Given data:
■ ■ ■ ■ ■

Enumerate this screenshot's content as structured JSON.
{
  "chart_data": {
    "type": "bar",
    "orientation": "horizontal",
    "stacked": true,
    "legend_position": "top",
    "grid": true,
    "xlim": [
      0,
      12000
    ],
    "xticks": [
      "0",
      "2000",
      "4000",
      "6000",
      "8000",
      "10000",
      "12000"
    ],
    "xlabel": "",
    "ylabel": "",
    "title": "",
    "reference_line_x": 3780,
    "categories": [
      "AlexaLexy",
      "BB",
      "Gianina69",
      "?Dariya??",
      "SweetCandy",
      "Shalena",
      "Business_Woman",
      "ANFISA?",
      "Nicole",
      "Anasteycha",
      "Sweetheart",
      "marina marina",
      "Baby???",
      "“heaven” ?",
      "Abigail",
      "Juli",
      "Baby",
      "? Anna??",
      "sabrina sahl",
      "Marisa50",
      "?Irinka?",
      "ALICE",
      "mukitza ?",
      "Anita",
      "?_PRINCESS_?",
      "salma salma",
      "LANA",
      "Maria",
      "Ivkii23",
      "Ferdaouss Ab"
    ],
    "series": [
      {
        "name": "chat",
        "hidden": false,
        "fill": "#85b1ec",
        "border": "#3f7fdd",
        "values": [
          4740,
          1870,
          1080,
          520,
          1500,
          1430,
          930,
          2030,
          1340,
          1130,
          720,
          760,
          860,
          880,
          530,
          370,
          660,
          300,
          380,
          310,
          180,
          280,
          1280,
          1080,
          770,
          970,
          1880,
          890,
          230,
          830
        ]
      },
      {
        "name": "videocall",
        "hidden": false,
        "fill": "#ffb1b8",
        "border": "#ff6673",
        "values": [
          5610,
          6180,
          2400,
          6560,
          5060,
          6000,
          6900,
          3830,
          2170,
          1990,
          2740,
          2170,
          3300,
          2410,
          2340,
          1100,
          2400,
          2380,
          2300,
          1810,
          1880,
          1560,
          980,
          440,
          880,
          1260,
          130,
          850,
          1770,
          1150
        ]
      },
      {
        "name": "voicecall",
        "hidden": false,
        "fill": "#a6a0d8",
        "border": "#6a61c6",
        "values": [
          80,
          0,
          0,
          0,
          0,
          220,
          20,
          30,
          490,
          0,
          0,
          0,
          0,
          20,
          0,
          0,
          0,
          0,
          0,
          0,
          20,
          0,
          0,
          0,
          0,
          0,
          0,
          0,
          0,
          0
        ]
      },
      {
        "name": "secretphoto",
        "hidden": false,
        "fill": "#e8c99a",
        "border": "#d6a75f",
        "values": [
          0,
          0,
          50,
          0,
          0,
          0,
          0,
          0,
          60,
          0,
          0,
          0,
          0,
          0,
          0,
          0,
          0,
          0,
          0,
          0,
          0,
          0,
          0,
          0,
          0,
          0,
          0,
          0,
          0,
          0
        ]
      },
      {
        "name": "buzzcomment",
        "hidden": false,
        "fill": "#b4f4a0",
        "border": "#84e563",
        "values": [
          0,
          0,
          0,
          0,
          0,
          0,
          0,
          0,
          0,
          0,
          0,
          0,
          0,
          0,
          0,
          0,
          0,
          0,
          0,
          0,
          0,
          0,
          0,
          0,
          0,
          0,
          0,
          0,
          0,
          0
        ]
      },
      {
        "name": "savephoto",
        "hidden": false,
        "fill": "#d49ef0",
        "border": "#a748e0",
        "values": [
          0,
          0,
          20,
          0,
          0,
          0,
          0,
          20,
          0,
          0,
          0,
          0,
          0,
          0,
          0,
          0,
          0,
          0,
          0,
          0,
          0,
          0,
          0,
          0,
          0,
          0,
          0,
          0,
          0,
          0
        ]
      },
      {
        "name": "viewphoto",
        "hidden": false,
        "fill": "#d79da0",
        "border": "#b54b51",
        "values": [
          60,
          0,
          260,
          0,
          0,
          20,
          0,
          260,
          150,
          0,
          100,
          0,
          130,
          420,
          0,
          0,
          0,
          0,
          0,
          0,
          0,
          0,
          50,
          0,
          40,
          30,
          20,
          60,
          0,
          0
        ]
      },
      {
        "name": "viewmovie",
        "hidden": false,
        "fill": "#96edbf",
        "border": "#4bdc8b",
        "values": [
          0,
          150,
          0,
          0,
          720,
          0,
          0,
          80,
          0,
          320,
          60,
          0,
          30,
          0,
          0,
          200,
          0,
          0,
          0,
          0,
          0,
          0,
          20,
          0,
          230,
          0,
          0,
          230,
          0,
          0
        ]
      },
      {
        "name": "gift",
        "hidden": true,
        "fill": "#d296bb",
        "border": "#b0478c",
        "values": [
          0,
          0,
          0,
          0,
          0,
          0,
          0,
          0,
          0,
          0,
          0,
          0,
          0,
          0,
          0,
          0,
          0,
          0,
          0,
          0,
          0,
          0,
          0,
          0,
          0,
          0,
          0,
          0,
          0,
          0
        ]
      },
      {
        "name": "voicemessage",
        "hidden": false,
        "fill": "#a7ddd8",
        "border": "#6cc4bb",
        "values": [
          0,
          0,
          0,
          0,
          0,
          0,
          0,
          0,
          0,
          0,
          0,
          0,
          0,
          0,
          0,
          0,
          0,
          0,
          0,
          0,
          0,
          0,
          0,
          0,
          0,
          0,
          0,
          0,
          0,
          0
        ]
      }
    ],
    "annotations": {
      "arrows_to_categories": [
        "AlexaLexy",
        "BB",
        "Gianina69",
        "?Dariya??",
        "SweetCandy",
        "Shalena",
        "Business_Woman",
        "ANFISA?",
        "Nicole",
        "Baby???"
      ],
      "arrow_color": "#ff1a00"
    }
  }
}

■ ■ ■ ■ ■

Instructions for the task:
Repeat all of the records above exactly as written.

Response for this exercise:
Enumerate this screenshot's content as structured JSON.
{
  "chart_data": {
    "type": "bar",
    "orientation": "horizontal",
    "stacked": true,
    "legend_position": "top",
    "grid": true,
    "xlim": [
      0,
      12000
    ],
    "xticks": [
      "0",
      "2000",
      "4000",
      "6000",
      "8000",
      "10000",
      "12000"
    ],
    "xlabel": "",
    "ylabel": "",
    "title": "",
    "reference_line_x": 3780,
    "categories": [
      "AlexaLexy",
      "BB",
      "Gianina69",
      "?Dariya??",
      "SweetCandy",
      "Shalena",
      "Business_Woman",
      "ANFISA?",
      "Nicole",
      "Anasteycha",
      "Sweetheart",
      "marina marina",
      "Baby???",
      "“heaven” ?",
      "Abigail",
      "Juli",
      "Baby",
      "? Anna??",
      "sabrina sahl",
      "Marisa50",
      "?Irinka?",
      "ALICE",
      "mukitza ?",
      "Anita",
      "?_PRINCESS_?",
      "salma salma",
      "LANA",
      "Maria",
      "Ivkii23",
      "Ferdaouss Ab"
    ],
    "series": [
      {
        "name": "chat",
        "hidden": false,
        "fill": "#85b1ec",
        "border": "#3f7fdd",
        "values": [
          4740,
          1870,
          1080,
          520,
          1500,
          1430,
          930,
          2030,
          1340,
          1130,
          720,
          760,
          860,
          880,
          530,
          370,
          660,
          300,
          380,
          310,
          180,
          280,
          1280,
          1080,
          770,
          970,
          1880,
          890,
          230,
          830
        ]
      },
      {
        "name": "videocall",
        "hidden": false,
        "fill": "#ffb1b8",
        "border": "#ff6673",
        "values": [
          5610,
          6180,
          2400,
          6560,
          5060,
          6000,
          6900,
          3830,
          2170,
          1990,
          2740,
          2170,
          3300,
          2410,
          2340,
          1100,
          2400,
          2380,
          2300,
          1810,
          1880,
          1560,
          980,
          440,
          880,
          1260,
          130,
          850,
          1770,
          1150
        ]
      },
      {
        "name": "voicecall",
        "hidden": false,
        "fill": "#a6a0d8",
        "border": "#6a61c6",
        "values": [
          80,
          0,
          0,
          0,
          0,
          220,
          20,
          30,
          490,
          0,
          0,
          0,
          0,
          20,
          0,
          0,
          0,
          0,
          0,
          0,
          20,
          0,
          0,
          0,
          0,
          0,
          0,
          0,
          0,
          0
        ]
      },
      {
        "name": "secretphoto",
        "hidden": false,
        "fill": "#e8c99a",
        "border": "#d6a75f",
        "values": [
          0,
          0,
          50,
          0,
          0,
          0,
          0,
          0,
          60,
          0,
          0,
          0,
          0,
          0,
          0,
          0,
          0,
          0,
          0,
          0,
          0,
          0,
          0,
          0,
          0,
          0,
          0,
          0,
          0,
          0
        ]
      },
      {
        "name": "buzzcomment",
        "hidden": false,
        "fill": "#b4f4a0",
        "border": "#84e563",
        "values": [
          0,
          0,
          0,
          0,
          0,
          0,
          0,
          0,
          0,
          0,
          0,
          0,
          0,
          0,
          0,
          0,
          0,
          0,
          0,
          0,
          0,
          0,
          0,
          0,
          0,
          0,
          0,
          0,
          0,
          0
        ]
      },
      {
        "name": "savephoto",
        "hidden": false,
        "fill": "#d49ef0",
        "border": "#a748e0",
        "values": [
          0,
          0,
          20,
          0,
          0,
          0,
          0,
          20,
          0,
          0,
          0,
          0,
          0,
          0,
          0,
          0,
          0,
          0,
          0,
          0,
          0,
          0,
          0,
          0,
          0,
          0,
          0,
          0,
          0,
          0
        ]
      },
      {
        "name": "viewphoto",
        "hidden": false,
        "fill": "#d79da0",
        "border": "#b54b51",
        "values": [
          60,
          0,
          260,
          0,
          0,
          20,
          0,
          260,
          150,
          0,
          100,
          0,
          130,
          420,
          0,
          0,
          0,
          0,
          0,
          0,
          0,
          0,
          50,
          0,
          40,
          30,
          20,
          60,
          0,
          0
        ]
      },
      {
        "name": "viewmovie",
        "hidden": false,
        "fill": "#96edbf",
        "border": "#4bdc8b",
        "values": [
          0,
          150,
          0,
          0,
          720,
          0,
          0,
          80,
          0,
          320,
          60,
          0,
          30,
          0,
          0,
          200,
          0,
          0,
          0,
          0,
          0,
          0,
          20,
          0,
          230,
          0,
          0,
          230,
          0,
          0
        ]
      },
      {
        "name": "gift",
        "hidden": true,
        "fill": "#d296bb",
        "border": "#b0478c",
        "values": [
          0,
          0,
          0,
          0,
          0,
          0,
          0,
          0,
          0,
          0,
          0,
          0,
          0,
          0,
          0,
          0,
          0,
          0,
          0,
          0,
          0,
          0,
          0,
          0,
          0,
          0,
          0,
          0,
          0,
          0
        ]
      },
      {
        "name": "voicemessage",
        "hidden": false,
        "fill": "#a7ddd8",
        "border": "#6cc4bb",
        "values": [
          0,
          0,
          0,
          0,
          0,
          0,
          0,
          0,
          0,
          0,
          0,
          0,
          0,
          0,
          0,
          0,
          0,
          0,
          0,
          0,
          0,
          0,
          0,
          0,
          0,
          0,
          0,
          0,
          0,
          0
        ]
      }
    ],
    "annotations": {
      "arrows_to_categories": [
        "AlexaLexy",
        "BB",
        "Gianina69",
        "?Dariya??",
        "SweetCandy",
        "Shalena",
        "Business_Woman",
        "ANFISA?",
        "Nicole",
        "Baby???"
      ],
      "arrow_color": "#ff1a00"
    }
  }
}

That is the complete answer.